═════ EXTRACTED ENTRIES ═════

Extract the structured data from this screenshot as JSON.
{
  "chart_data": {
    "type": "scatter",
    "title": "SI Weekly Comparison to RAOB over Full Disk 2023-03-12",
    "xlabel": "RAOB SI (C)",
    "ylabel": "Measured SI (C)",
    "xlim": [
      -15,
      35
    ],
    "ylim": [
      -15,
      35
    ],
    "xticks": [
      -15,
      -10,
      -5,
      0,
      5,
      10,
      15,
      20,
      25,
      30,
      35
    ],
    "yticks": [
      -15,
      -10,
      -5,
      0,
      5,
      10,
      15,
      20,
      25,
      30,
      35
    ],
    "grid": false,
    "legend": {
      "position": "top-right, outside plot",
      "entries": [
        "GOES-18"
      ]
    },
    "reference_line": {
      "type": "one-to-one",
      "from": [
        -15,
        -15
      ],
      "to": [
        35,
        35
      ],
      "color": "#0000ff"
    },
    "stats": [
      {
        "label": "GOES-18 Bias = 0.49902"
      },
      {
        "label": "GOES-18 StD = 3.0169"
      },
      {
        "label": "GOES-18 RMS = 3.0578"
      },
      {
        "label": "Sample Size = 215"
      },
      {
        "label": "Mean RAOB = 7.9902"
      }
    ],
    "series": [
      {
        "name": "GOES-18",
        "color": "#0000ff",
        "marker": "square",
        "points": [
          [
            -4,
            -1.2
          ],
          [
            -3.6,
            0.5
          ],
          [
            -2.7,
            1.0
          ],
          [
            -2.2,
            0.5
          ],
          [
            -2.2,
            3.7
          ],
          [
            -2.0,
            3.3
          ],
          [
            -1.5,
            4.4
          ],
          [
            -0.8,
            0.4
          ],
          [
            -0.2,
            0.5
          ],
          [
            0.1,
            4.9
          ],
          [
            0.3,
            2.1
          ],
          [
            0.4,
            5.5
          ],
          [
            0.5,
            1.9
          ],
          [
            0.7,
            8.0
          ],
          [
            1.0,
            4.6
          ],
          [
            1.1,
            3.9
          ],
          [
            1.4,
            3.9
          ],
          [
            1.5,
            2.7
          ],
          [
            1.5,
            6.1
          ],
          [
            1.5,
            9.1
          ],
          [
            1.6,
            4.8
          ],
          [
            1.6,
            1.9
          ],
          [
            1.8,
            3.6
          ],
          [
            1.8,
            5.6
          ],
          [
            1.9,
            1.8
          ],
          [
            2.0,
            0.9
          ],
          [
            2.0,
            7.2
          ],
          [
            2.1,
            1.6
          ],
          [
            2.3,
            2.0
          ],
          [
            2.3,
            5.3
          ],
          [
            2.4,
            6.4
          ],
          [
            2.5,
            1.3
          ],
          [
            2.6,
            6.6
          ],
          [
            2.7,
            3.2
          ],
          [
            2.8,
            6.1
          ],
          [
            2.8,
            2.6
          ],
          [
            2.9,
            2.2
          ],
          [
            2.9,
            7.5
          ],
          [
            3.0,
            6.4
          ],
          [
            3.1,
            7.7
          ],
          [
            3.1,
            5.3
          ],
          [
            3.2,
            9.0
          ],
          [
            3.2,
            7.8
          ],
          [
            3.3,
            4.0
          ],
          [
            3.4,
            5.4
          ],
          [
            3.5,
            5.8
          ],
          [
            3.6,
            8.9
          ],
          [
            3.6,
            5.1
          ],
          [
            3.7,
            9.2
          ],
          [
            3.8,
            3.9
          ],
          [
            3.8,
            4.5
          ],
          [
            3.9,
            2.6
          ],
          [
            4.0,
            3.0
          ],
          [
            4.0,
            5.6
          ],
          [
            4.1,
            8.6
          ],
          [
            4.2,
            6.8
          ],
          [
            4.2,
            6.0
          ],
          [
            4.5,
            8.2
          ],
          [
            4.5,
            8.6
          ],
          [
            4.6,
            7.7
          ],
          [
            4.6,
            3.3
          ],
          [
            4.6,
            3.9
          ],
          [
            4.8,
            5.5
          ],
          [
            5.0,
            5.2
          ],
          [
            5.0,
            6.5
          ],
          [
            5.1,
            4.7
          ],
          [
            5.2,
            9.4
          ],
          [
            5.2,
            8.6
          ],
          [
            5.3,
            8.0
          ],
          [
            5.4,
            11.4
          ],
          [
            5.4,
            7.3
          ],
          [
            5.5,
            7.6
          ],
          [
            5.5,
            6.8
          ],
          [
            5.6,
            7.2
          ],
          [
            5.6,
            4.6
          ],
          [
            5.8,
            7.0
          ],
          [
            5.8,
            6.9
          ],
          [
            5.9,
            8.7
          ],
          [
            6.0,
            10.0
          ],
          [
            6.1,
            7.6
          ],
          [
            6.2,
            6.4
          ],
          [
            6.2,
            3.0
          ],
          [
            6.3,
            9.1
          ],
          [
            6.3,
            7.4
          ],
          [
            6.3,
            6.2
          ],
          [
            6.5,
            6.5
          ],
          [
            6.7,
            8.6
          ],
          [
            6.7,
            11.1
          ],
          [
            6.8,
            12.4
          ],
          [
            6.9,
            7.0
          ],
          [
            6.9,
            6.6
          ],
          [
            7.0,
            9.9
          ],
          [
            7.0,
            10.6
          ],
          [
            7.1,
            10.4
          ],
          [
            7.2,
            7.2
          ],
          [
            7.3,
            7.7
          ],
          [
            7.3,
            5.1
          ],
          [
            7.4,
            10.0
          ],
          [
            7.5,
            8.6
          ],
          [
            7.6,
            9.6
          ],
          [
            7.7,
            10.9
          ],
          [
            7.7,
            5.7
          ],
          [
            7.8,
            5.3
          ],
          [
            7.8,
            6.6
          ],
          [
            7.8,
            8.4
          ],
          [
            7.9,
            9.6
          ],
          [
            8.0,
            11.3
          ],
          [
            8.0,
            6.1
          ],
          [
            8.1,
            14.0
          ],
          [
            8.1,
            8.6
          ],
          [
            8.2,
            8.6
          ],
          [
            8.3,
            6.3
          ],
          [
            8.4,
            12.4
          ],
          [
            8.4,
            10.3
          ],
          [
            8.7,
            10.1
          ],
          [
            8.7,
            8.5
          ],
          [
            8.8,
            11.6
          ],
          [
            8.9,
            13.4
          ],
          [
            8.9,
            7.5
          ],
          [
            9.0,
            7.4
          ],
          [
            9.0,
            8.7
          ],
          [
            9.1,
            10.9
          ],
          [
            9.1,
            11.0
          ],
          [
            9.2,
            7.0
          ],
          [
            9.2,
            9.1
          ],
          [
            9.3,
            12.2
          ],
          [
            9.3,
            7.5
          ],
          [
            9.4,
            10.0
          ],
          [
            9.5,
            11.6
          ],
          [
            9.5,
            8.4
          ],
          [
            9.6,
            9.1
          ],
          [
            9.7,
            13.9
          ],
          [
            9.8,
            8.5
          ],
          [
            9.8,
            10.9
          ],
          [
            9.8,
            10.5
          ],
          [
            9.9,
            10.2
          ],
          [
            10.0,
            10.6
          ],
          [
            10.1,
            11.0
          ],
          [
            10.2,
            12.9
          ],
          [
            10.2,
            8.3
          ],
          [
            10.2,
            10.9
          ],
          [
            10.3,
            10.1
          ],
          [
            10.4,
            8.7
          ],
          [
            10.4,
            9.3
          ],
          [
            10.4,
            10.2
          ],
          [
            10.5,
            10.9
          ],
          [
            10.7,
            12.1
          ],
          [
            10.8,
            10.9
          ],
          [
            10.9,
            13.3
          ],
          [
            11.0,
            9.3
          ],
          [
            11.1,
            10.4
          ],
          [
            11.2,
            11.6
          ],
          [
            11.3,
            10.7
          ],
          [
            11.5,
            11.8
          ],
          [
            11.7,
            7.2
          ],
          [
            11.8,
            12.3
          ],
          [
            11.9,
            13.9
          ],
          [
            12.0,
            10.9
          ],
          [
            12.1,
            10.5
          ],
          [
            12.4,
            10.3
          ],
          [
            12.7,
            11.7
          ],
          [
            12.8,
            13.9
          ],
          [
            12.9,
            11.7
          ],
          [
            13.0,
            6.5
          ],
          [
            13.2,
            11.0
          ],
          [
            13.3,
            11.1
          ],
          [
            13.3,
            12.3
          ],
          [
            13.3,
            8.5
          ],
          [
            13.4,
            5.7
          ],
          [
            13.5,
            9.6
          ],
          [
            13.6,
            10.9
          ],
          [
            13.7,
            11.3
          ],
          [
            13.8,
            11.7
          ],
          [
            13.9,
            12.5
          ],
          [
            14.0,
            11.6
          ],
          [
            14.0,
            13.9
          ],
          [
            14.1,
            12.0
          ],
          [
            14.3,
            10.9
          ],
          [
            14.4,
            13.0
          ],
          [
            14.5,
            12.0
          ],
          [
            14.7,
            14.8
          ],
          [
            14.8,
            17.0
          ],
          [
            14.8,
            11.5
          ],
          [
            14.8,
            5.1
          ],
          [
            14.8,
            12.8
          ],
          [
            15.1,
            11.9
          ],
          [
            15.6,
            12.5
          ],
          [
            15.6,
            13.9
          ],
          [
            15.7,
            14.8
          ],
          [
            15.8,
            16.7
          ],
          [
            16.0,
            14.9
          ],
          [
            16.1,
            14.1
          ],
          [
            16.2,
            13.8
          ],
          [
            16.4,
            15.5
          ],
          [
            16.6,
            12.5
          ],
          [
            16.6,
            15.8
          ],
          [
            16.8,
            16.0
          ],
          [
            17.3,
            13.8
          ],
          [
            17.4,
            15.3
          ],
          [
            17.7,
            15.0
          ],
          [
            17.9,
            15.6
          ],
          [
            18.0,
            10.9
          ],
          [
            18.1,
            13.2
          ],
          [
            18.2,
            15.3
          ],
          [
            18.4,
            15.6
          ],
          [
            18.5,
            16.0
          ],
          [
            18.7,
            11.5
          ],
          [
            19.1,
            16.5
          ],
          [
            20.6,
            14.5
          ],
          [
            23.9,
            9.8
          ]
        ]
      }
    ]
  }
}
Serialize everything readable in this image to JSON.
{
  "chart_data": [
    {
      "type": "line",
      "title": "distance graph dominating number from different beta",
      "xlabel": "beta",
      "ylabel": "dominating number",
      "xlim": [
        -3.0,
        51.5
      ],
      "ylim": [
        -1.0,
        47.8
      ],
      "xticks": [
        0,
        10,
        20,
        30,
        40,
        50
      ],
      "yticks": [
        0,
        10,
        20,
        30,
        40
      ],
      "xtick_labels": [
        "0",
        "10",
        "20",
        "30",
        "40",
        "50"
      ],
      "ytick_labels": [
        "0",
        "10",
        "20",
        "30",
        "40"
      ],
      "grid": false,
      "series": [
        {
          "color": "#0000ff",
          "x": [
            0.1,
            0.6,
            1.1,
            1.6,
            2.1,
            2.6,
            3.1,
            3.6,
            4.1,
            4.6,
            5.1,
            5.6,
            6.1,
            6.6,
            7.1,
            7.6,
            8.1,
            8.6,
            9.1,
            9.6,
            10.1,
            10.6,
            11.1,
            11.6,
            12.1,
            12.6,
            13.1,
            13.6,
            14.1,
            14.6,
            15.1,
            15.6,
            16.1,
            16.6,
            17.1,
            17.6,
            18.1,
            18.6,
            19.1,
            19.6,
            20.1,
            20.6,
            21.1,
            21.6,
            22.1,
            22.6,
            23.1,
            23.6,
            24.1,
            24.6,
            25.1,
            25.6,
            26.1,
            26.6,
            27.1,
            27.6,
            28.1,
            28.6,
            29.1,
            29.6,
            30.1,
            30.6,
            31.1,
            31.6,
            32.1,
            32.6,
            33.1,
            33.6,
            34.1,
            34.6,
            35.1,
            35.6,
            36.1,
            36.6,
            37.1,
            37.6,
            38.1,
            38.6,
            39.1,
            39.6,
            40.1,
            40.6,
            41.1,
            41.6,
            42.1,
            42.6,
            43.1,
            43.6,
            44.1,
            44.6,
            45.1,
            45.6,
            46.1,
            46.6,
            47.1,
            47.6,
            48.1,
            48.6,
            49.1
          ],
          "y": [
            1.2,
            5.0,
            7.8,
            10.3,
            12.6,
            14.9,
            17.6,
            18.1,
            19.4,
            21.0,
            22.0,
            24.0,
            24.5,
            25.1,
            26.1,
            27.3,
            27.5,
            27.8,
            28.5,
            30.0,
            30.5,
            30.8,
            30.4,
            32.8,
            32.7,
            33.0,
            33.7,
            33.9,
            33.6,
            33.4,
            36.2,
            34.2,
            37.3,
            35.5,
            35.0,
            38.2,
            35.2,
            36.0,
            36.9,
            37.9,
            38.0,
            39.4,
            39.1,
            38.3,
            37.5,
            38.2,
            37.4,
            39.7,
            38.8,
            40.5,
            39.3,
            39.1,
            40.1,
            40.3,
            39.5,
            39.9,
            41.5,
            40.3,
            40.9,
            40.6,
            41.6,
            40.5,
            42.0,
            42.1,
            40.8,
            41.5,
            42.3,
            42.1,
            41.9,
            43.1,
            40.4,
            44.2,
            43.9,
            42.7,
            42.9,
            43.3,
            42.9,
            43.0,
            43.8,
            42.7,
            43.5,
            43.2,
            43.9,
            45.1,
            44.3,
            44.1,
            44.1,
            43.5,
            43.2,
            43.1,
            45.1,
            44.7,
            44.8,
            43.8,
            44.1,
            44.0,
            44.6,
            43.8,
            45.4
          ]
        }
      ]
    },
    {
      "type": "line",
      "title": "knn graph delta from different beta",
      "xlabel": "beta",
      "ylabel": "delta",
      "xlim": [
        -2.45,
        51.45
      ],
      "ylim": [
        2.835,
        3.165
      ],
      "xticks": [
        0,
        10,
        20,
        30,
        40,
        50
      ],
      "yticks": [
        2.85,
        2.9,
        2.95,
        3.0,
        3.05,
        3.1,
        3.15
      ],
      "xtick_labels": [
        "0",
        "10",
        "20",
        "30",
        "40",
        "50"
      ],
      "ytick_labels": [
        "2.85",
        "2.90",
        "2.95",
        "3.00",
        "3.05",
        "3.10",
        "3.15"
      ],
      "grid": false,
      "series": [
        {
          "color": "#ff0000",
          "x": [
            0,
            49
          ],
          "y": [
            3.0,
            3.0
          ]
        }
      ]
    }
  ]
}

═════

→ DIRECTIVE:
Extract, from the material above, each line holding the word "graph".

→ SOLUTION:
      "title": "distance graph dominating number from different beta",
      "title": "knn graph delta from different beta",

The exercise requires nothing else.